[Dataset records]
--------
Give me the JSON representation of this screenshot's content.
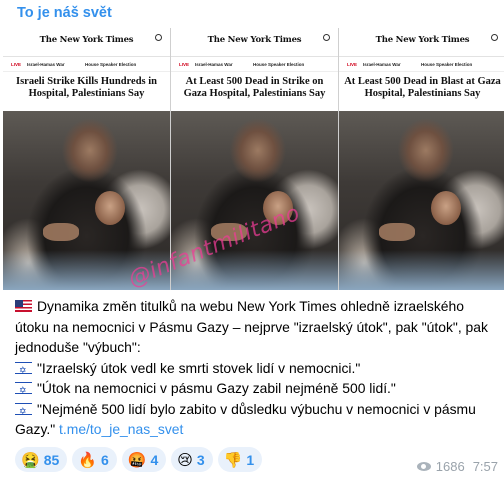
{
  "channel": {
    "name": "To je náš svět"
  },
  "nyt": {
    "logo": "The New York Times",
    "live": "LIVE",
    "nav_item_1": "Israel-Hamas War",
    "nav_item_2": "House Speaker Election"
  },
  "panels": [
    {
      "headline": "Israeli Strike Kills Hundreds in Hospital, Palestinians Say"
    },
    {
      "headline": "At Least 500 Dead in Strike on Gaza Hospital, Palestinians Say"
    },
    {
      "headline": "At Least 500 Dead in Blast at Gaza Hospital, Palestinians Say"
    }
  ],
  "watermark": "@infantmilitano",
  "message": {
    "intro": "Dynamika změn titulků na webu New York Times ohledně izraelského útoku na nemocnici v Pásmu Gazy – nejprve \"izraelský útok\", pak \"útok\", pak jednoduše \"výbuch\":",
    "line1": "\"Izraelský útok vedl ke smrti stovek lidí v nemocnici.\"",
    "line2": "\"Útok na nemocnici v pásmu Gazy zabil nejméně 500 lidí.\"",
    "line3": "\"Nejméně 500 lidí bylo zabito v důsledku výbuchu v nemocnici v pásmu Gazy.\"",
    "link": "t.me/to_je_nas_svet"
  },
  "flags": {
    "intro": "us-flag-icon",
    "lines": "israel-flag-icon"
  },
  "reactions": [
    {
      "emoji": "🤮",
      "count": "85"
    },
    {
      "emoji": "🔥",
      "count": "6"
    },
    {
      "emoji": "🤬",
      "count": "4"
    },
    {
      "emoji": "😢",
      "count": "3"
    },
    {
      "emoji": "👎",
      "count": "1"
    }
  ],
  "views": "1686",
  "time": "7:57",
  "colors": {
    "accent": "#3390ec",
    "reaction_bg": "#e9f1fb",
    "meta": "#9aa3ab"
  }
}
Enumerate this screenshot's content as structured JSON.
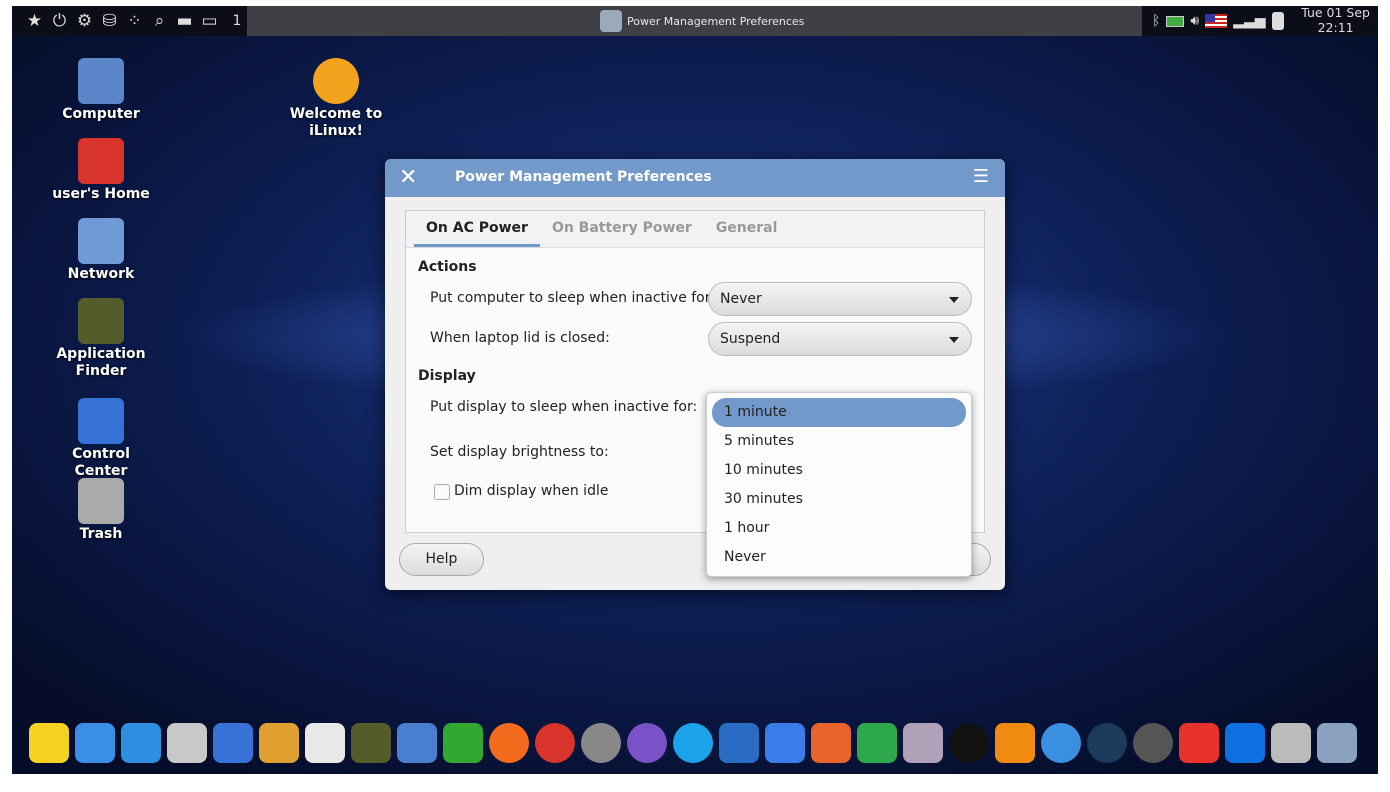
{
  "panel": {
    "workspace": "1",
    "window_title": "Power Management Preferences",
    "clock_day": "Tue 01 Sep",
    "clock_time": "22:11",
    "launchers": [
      "favorites-icon",
      "power-icon",
      "settings-toggle-icon",
      "finder-icon",
      "apps-grid-icon",
      "search-icon",
      "folder-icon",
      "desktop-icon"
    ]
  },
  "desktop": [
    {
      "label": "Computer",
      "color": "#5b86c9"
    },
    {
      "label": "Welcome to iLinux!",
      "color": "#f2a21c"
    },
    {
      "label": "user's Home",
      "color": "#d9342b"
    },
    {
      "label": "Network",
      "color": "#6f9ad6"
    },
    {
      "label": "Application Finder",
      "color": "#545c2c"
    },
    {
      "label": "Control Center",
      "color": "#3672d8"
    },
    {
      "label": "Trash",
      "color": "#aaaaaa"
    }
  ],
  "dialog": {
    "title": "Power Management Preferences",
    "tabs": [
      "On AC Power",
      "On Battery Power",
      "General"
    ],
    "actions_heading": "Actions",
    "sleep_label": "Put computer to sleep when inactive for:",
    "sleep_value": "Never",
    "lid_label": "When laptop lid is closed:",
    "lid_value": "Suspend",
    "display_heading": "Display",
    "display_sleep_label": "Put display to sleep when inactive for:",
    "brightness_label": "Set display brightness to:",
    "dim_label": "Dim display when idle",
    "dim_checked": false,
    "help": "Help"
  },
  "dropdown": {
    "options": [
      "1 minute",
      "5 minutes",
      "10 minutes",
      "30 minutes",
      "1 hour",
      "Never"
    ],
    "selected": "1 minute"
  },
  "accent": "#7399cb",
  "dock": [
    [
      "favorites",
      "#f5d21f"
    ],
    [
      "apps",
      "#3a8ee6"
    ],
    [
      "window",
      "#2e8fe0"
    ],
    [
      "file-cabinet",
      "#c8c8c8"
    ],
    [
      "control-center",
      "#3672d8"
    ],
    [
      "palette",
      "#e0a030"
    ],
    [
      "store",
      "#e8e8e8"
    ],
    [
      "binoculars",
      "#545c2c"
    ],
    [
      "rocket",
      "#4a7fd0"
    ],
    [
      "pipe",
      "#32a832"
    ],
    [
      "firefox",
      "#f36b1c"
    ],
    [
      "chrome",
      "#d9342b"
    ],
    [
      "disk-pro",
      "#888888"
    ],
    [
      "viber",
      "#7a52c8"
    ],
    [
      "skype",
      "#1aa3e8"
    ],
    [
      "thunderbird",
      "#2a6cc4"
    ],
    [
      "writer",
      "#3b7de8"
    ],
    [
      "presentation",
      "#e8642c"
    ],
    [
      "spreadsheet",
      "#2ea84c"
    ],
    [
      "image-viewer",
      "#b0a0b8"
    ],
    [
      "amazon",
      "#111111"
    ],
    [
      "vlc",
      "#f08a10"
    ],
    [
      "qbittorrent",
      "#3b8fe0"
    ],
    [
      "steam",
      "#1b3a5c"
    ],
    [
      "timeshift",
      "#555555"
    ],
    [
      "anydesk",
      "#e8332c"
    ],
    [
      "teamviewer",
      "#0e6fe0"
    ],
    [
      "trash",
      "#bbbbbb"
    ],
    [
      "removable",
      "#8aa2c0"
    ]
  ]
}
--------
Short exercise
Within the listing above, copy each line that has the string "Preferences".

Finished answer
    "window_title": "Power Management Preferences",
    "title": "Power Management Preferences",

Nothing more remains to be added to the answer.